- SOURCE MATERIAL:
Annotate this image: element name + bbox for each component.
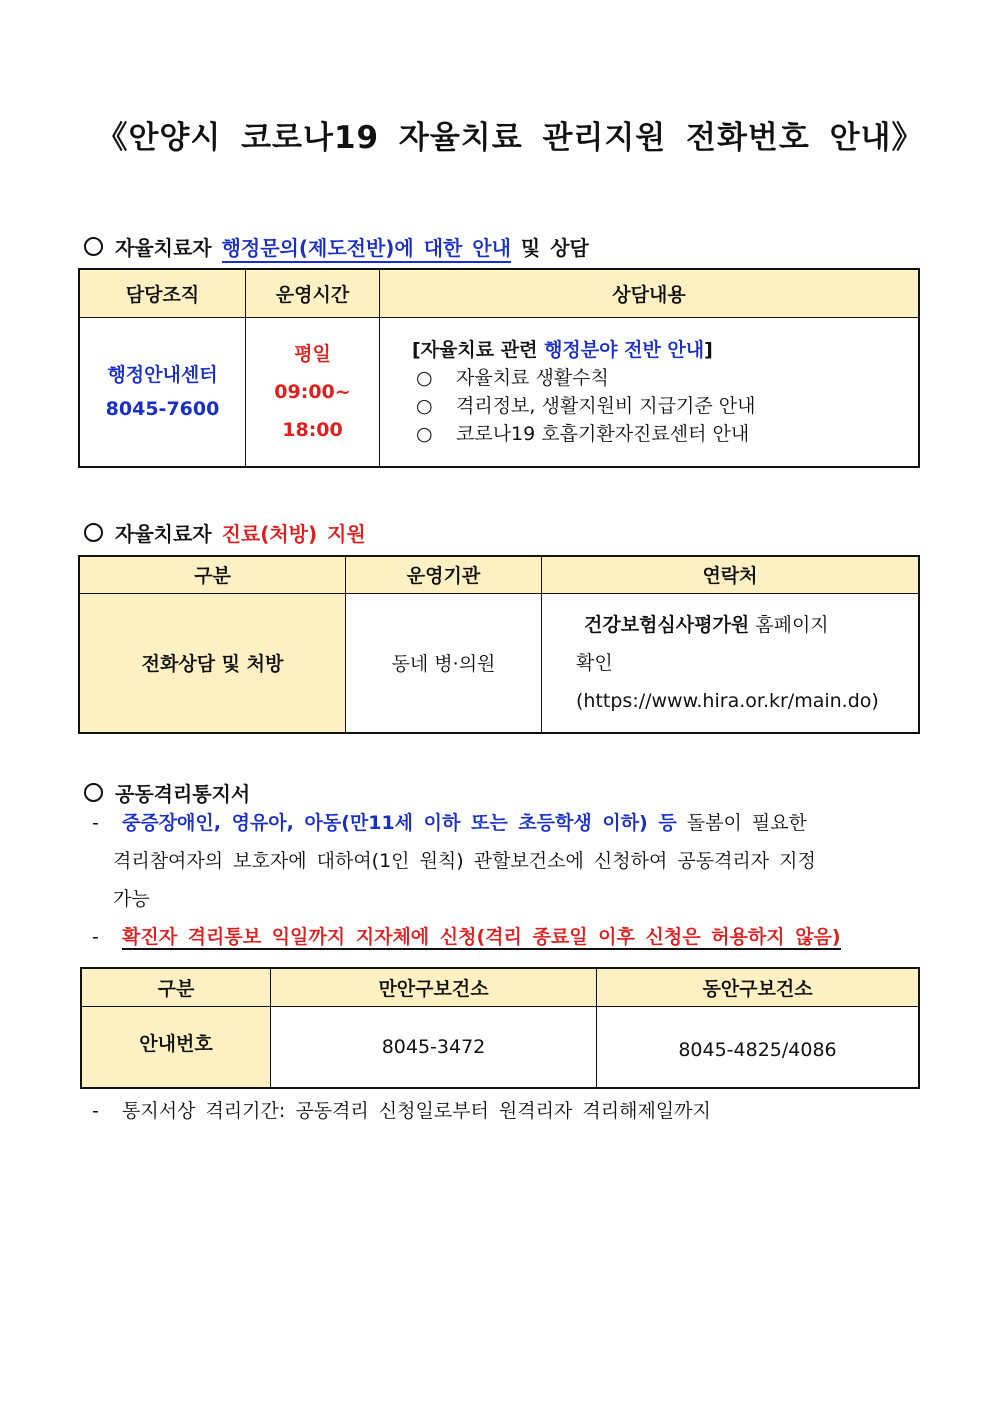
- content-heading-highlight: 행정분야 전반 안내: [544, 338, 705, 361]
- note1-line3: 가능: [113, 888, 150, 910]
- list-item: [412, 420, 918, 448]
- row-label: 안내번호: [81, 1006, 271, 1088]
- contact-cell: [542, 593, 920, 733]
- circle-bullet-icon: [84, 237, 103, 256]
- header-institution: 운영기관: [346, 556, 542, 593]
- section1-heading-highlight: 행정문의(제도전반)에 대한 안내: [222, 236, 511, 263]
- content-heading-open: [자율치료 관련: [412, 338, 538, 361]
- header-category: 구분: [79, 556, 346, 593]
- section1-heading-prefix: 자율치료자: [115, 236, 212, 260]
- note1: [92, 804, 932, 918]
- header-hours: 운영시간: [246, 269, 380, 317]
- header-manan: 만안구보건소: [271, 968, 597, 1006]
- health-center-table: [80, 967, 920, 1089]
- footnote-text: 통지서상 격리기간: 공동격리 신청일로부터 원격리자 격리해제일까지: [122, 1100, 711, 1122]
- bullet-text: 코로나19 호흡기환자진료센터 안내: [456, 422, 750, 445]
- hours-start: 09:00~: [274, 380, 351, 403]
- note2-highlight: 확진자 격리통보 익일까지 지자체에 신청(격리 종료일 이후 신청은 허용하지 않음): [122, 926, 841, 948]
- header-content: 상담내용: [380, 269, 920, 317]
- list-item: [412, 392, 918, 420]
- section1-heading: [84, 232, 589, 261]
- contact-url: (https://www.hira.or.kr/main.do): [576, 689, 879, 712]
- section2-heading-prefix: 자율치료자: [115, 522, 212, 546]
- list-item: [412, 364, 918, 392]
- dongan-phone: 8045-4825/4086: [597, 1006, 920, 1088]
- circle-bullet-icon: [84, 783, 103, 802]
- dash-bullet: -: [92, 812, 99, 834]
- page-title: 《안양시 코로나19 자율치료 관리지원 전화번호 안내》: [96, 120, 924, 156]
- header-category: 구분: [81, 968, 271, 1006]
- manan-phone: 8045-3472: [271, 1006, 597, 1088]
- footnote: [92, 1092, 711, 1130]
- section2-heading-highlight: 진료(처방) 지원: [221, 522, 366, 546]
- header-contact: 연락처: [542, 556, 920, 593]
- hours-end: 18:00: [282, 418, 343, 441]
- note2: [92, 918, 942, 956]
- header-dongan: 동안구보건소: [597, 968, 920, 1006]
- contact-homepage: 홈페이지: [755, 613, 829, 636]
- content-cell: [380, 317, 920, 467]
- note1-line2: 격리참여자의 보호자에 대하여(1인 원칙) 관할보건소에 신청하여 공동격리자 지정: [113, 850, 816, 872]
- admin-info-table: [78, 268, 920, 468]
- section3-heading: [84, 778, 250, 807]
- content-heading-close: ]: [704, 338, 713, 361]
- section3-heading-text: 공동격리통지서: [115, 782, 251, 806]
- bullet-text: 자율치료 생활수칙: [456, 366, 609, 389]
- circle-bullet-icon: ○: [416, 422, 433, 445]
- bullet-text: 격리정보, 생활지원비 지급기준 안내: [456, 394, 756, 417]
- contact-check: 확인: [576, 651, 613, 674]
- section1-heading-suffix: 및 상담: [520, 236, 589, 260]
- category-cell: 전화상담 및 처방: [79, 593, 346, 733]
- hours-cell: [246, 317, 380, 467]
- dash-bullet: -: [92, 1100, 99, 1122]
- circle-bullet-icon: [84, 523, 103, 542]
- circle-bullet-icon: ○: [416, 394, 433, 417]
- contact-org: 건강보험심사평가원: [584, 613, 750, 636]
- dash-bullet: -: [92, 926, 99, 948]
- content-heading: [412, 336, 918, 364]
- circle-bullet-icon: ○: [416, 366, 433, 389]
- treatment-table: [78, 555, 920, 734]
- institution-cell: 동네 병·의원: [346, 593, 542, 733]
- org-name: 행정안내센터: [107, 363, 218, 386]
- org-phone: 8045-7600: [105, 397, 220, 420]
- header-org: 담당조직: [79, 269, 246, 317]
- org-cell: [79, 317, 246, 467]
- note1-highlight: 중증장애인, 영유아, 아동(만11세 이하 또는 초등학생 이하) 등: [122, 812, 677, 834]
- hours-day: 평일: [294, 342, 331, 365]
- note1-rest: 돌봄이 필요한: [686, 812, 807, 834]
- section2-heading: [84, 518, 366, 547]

==

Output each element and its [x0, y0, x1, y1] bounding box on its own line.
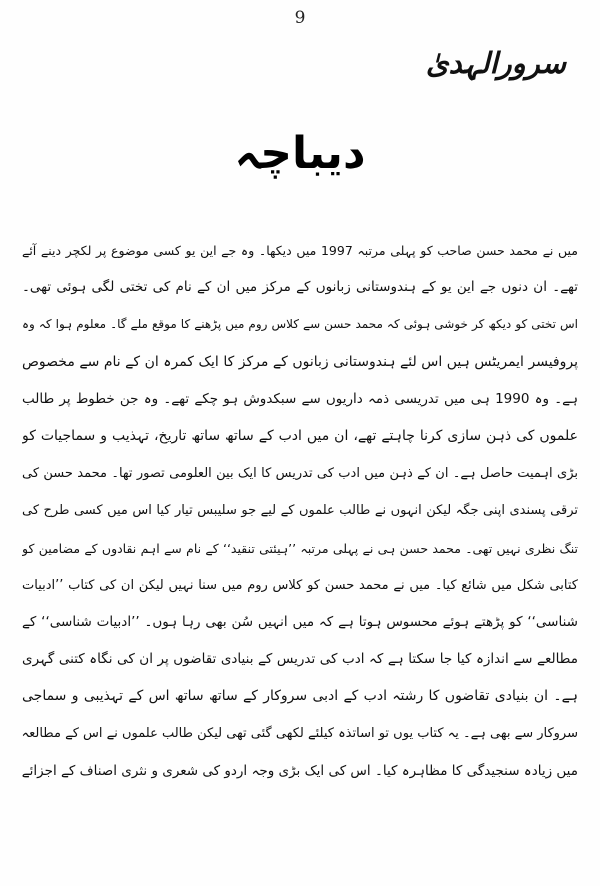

- YOUR GOAL: Write out everything in the data above, from the line containing "Annotate this image: element" down to the line containing "- section3-heading: [84, 778, 250, 807]", with both of those lines included. Omit the pictures.

- SOLVED EXERCISE:
Annotate this image: element name + bbox for each component.
- content-heading-highlight: 행정분야 전반 안내: [544, 338, 705, 361]
- note1-line3: 가능: [113, 888, 150, 910]
- list-item: [412, 420, 918, 448]
- row-label: 안내번호: [81, 1006, 271, 1088]
- contact-cell: [542, 593, 920, 733]
- circle-bullet-icon: [84, 237, 103, 256]
- header-institution: 운영기관: [346, 556, 542, 593]
- section1-heading-highlight: 행정문의(제도전반)에 대한 안내: [222, 236, 511, 263]
- content-heading-open: [자율치료 관련: [412, 338, 538, 361]
- header-category: 구분: [79, 556, 346, 593]
- section1-heading-prefix: 자율치료자: [115, 236, 212, 260]
- note1: [92, 804, 932, 918]
- header-hours: 운영시간: [246, 269, 380, 317]
- header-manan: 만안구보건소: [271, 968, 597, 1006]
- health-center-table: [80, 967, 920, 1089]
- footnote-text: 통지서상 격리기간: 공동격리 신청일로부터 원격리자 격리해제일까지: [122, 1100, 711, 1122]
- bullet-text: 코로나19 호흡기환자진료센터 안내: [456, 422, 750, 445]
- hours-start: 09:00~: [274, 380, 351, 403]
- note2-highlight: 확진자 격리통보 익일까지 지자체에 신청(격리 종료일 이후 신청은 허용하지 않음): [122, 926, 841, 948]
- header-content: 상담내용: [380, 269, 920, 317]
- list-item: [412, 392, 918, 420]
- section1-heading: [84, 232, 589, 261]
- contact-url: (https://www.hira.or.kr/main.do): [576, 689, 879, 712]
- section2-heading-prefix: 자율치료자: [115, 522, 212, 546]
- list-item: [412, 364, 918, 392]
- dongan-phone: 8045-4825/4086: [597, 1006, 920, 1088]
- circle-bullet-icon: [84, 783, 103, 802]
- dash-bullet: -: [92, 812, 99, 834]
- page-title: 《안양시 코로나19 자율치료 관리지원 전화번호 안내》: [96, 120, 924, 156]
- header-category: 구분: [81, 968, 271, 1006]
- manan-phone: 8045-3472: [271, 1006, 597, 1088]
- footnote: [92, 1092, 711, 1130]
- section2-heading-highlight: 진료(처방) 지원: [221, 522, 366, 546]
- header-contact: 연락처: [542, 556, 920, 593]
- hours-end: 18:00: [282, 418, 343, 441]
- note2: [92, 918, 942, 956]
- header-dongan: 동안구보건소: [597, 968, 920, 1006]
- contact-homepage: 홈페이지: [755, 613, 829, 636]
- content-cell: [380, 317, 920, 467]
- note1-line2: 격리참여자의 보호자에 대하여(1인 원칙) 관할보건소에 신청하여 공동격리자 지정: [113, 850, 816, 872]
- admin-info-table: [78, 268, 920, 468]
- section3-heading: [84, 778, 250, 807]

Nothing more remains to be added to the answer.